- _Set problem_:
Filter the entries and keep only the lines where the string "content" appears.
*** Given records ***
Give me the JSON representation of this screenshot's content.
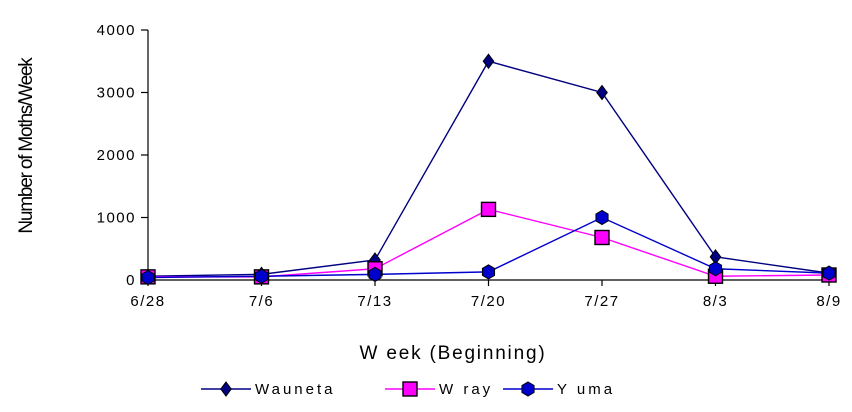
{
  "chart_data": {
    "type": "line",
    "categories": [
      "6/28",
      "7/6",
      "7/13",
      "7/20",
      "7/27",
      "8/3",
      "8/9"
    ],
    "xlabel": "W eek (Beginning)",
    "ylabel": "Number of Moths/Week",
    "ylim": [
      0,
      4000
    ],
    "yticks": [
      "0",
      "1000",
      "2000",
      "3000",
      "4000"
    ],
    "grid": false,
    "legend_position": "bottom",
    "series": [
      {
        "name": "Wauneta",
        "color": "#000080",
        "marker": "diamond",
        "values": [
          60,
          90,
          320,
          3500,
          3000,
          370,
          110
        ]
      },
      {
        "name": "W ray",
        "color": "#ff00ff",
        "marker": "square",
        "values": [
          50,
          50,
          180,
          1130,
          680,
          60,
          80
        ]
      },
      {
        "name": "Y uma",
        "color": "#0000cc",
        "marker": "hexagon",
        "values": [
          40,
          60,
          90,
          130,
          1000,
          180,
          110
        ]
      }
    ]
  }
}
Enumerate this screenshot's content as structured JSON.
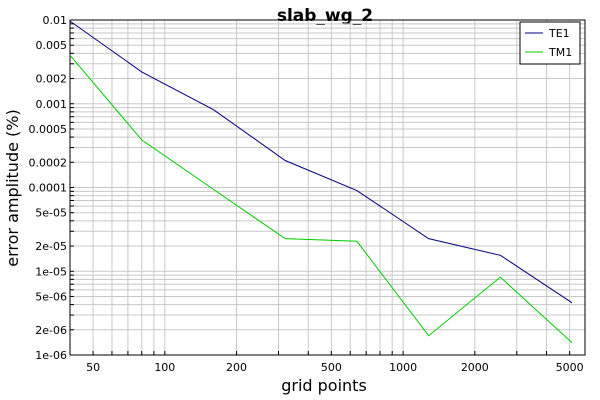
{
  "chart_data": {
    "type": "line",
    "title": "slab_wg_2",
    "xlabel": "grid points",
    "ylabel": "error amplitude (%)",
    "xscale": "log",
    "yscale": "log",
    "xlim": [
      40,
      5800
    ],
    "ylim": [
      1e-06,
      0.01
    ],
    "grid": true,
    "legend_position": "top-right",
    "x": [
      40,
      80,
      160,
      320,
      640,
      1280,
      2560,
      5120
    ],
    "x_ticks": [
      {
        "value": 50,
        "label": "50"
      },
      {
        "value": 100,
        "label": "100"
      },
      {
        "value": 200,
        "label": "200"
      },
      {
        "value": 500,
        "label": "500"
      },
      {
        "value": 1000,
        "label": "1000"
      },
      {
        "value": 2000,
        "label": "2000"
      },
      {
        "value": 5000,
        "label": "5000"
      }
    ],
    "y_ticks": [
      {
        "value": 0.01,
        "label": "0.01"
      },
      {
        "value": 0.005,
        "label": "0.005"
      },
      {
        "value": 0.002,
        "label": "0.002"
      },
      {
        "value": 0.001,
        "label": "0.001"
      },
      {
        "value": 0.0005,
        "label": "0.0005"
      },
      {
        "value": 0.0002,
        "label": "0.0002"
      },
      {
        "value": 0.0001,
        "label": "0.0001"
      },
      {
        "value": 5e-05,
        "label": "5e-05"
      },
      {
        "value": 2e-05,
        "label": "2e-05"
      },
      {
        "value": 1e-05,
        "label": "1e-05"
      },
      {
        "value": 5e-06,
        "label": "5e-06"
      },
      {
        "value": 2e-06,
        "label": "2e-06"
      },
      {
        "value": 1e-06,
        "label": "1e-06"
      }
    ],
    "series": [
      {
        "name": "TE1",
        "color": "#00007f",
        "values": [
          0.0097,
          0.0024,
          0.00085,
          0.00021,
          9.2e-05,
          2.45e-05,
          1.55e-05,
          4.2e-06
        ]
      },
      {
        "name": "TM1",
        "color": "#00cc00",
        "values": [
          0.0038,
          0.00037,
          9.5e-05,
          2.45e-05,
          2.28e-05,
          1.7e-06,
          8.5e-06,
          1.4e-06
        ]
      }
    ]
  }
}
***
- _Correct response_:
Give me the JSON representation of this screenshot's content.
Enumerate this screenshot's content as structured JSON.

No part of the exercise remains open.